-- Begin Records --

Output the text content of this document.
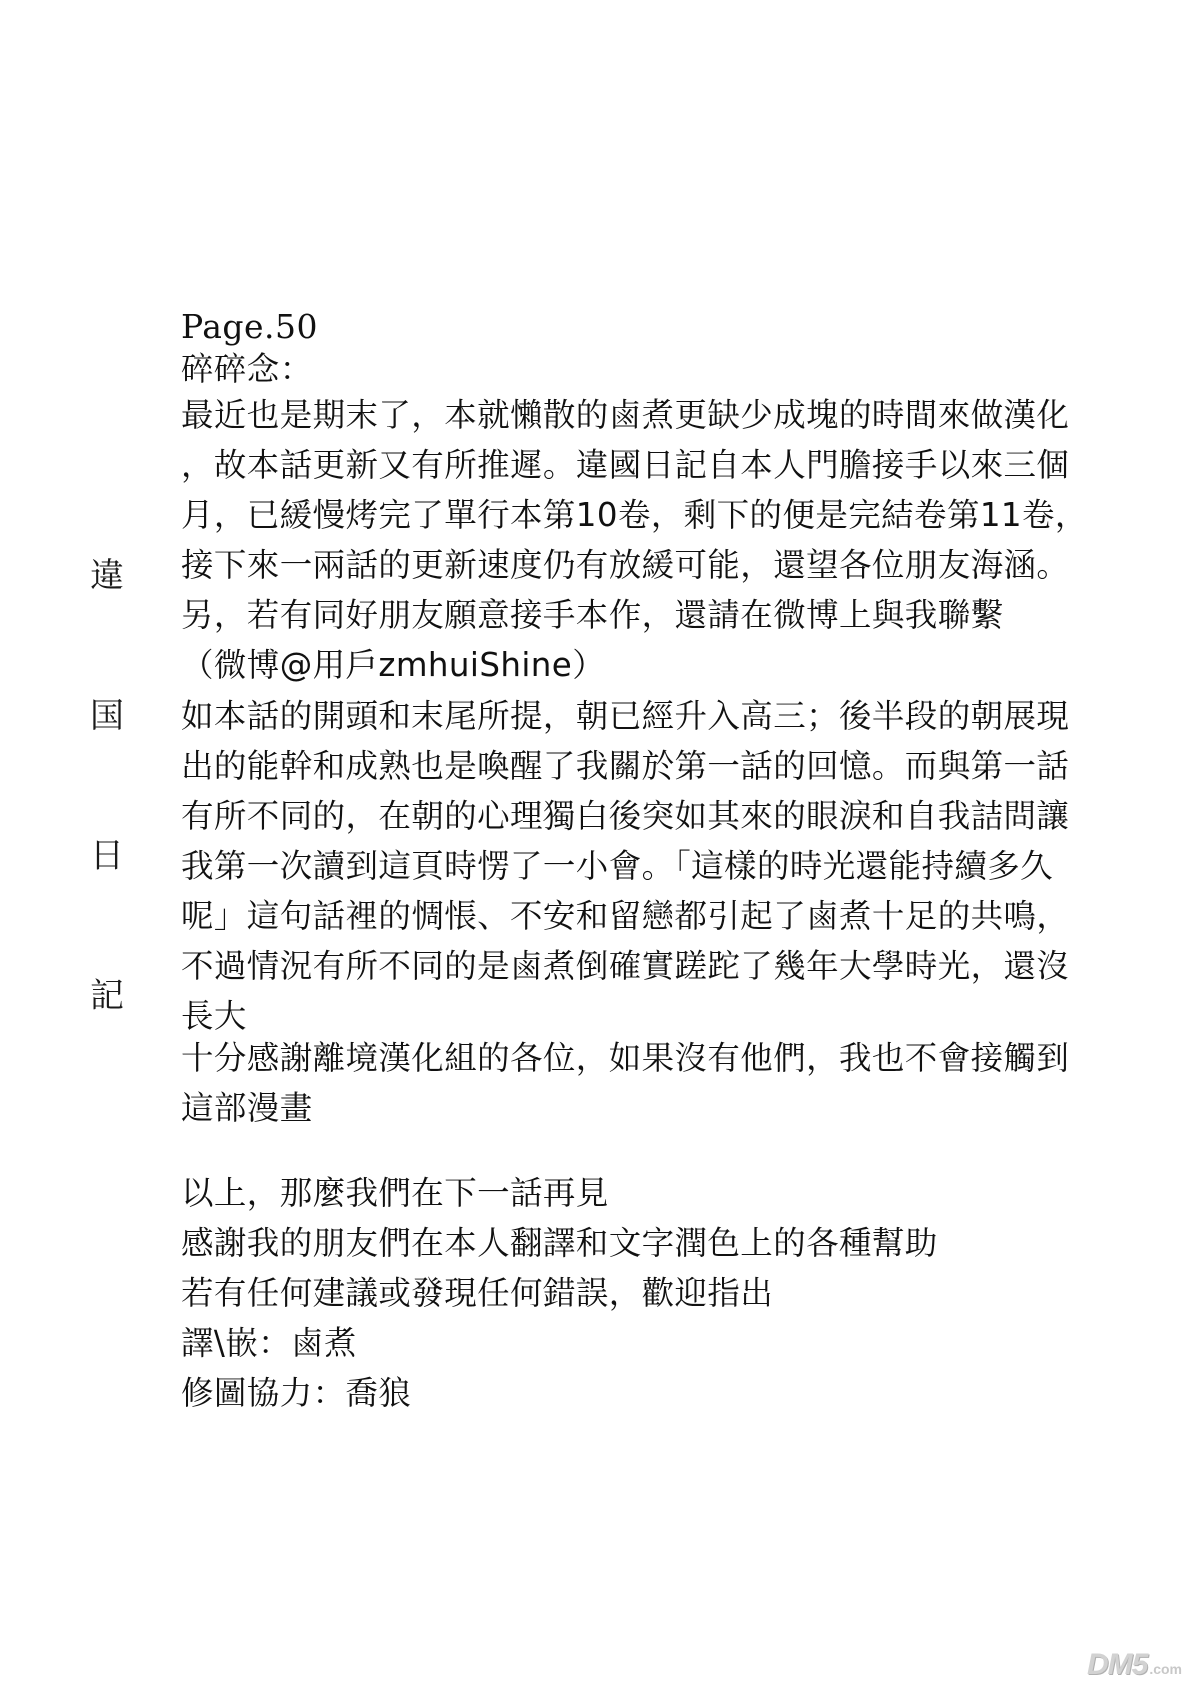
Page.50
違
国
日
記
碎碎念：
最近也是期末了，本就懶散的鹵煮更缺少成塊的時間來做漢化
，故本話更新又有所推遲。違國日記自本人門膽接手以來三個
月，已緩慢烤完了單行本第10卷，剩下的便是完結卷第11卷，
接下來一兩話的更新速度仍有放緩可能，還望各位朋友海涵。
另，若有同好朋友願意接手本作，還請在微博上與我聯繫
（微博@用戶zmhuiShine）
如本話的開頭和末尾所提，朝已經升入高三；後半段的朝展現
出的能幹和成熟也是喚醒了我關於第一話的回憶。而與第一話
有所不同的，在朝的心理獨白後突如其來的眼淚和自我詰問讓
我第一次讀到這頁時愣了一小會。「這樣的時光還能持續多久
呢」這句話裡的惆悵、不安和留戀都引起了鹵煮十足的共鳴，
不過情況有所不同的是鹵煮倒確實蹉跎了幾年大學時光，還沒
長大
十分感謝離境漢化組的各位，如果沒有他們，我也不會接觸到
這部漫畫
以上，那麼我們在下一話再見
感謝我的朋友們在本人翻譯和文字潤色上的各種幫助
若有任何建議或發現任何錯誤，歡迎指出
譯\嵌：鹵煮
修圖協力：喬狼
DM5 .com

-- End Records --

▶ _Aim of the task_
Transcribe the records above verbatim. Do not carry over any picture.

▶ _Solution for this exercise_
Output the text content of this document.
Page.50
違
国
日
記
碎碎念：
最近也是期末了，本就懶散的鹵煮更缺少成塊的時間來做漢化
，故本話更新又有所推遲。違國日記自本人門膽接手以來三個
月，已緩慢烤完了單行本第10卷，剩下的便是完結卷第11卷，
接下來一兩話的更新速度仍有放緩可能，還望各位朋友海涵。
另，若有同好朋友願意接手本作，還請在微博上與我聯繫
（微博@用戶zmhuiShine）
如本話的開頭和末尾所提，朝已經升入高三；後半段的朝展現
出的能幹和成熟也是喚醒了我關於第一話的回憶。而與第一話
有所不同的，在朝的心理獨白後突如其來的眼淚和自我詰問讓
我第一次讀到這頁時愣了一小會。「這樣的時光還能持續多久
呢」這句話裡的惆悵、不安和留戀都引起了鹵煮十足的共鳴，
不過情況有所不同的是鹵煮倒確實蹉跎了幾年大學時光，還沒
長大
十分感謝離境漢化組的各位，如果沒有他們，我也不會接觸到
這部漫畫
以上，那麼我們在下一話再見
感謝我的朋友們在本人翻譯和文字潤色上的各種幫助
若有任何建議或發現任何錯誤，歡迎指出
譯\嵌：鹵煮
修圖協力：喬狼
DM5 .com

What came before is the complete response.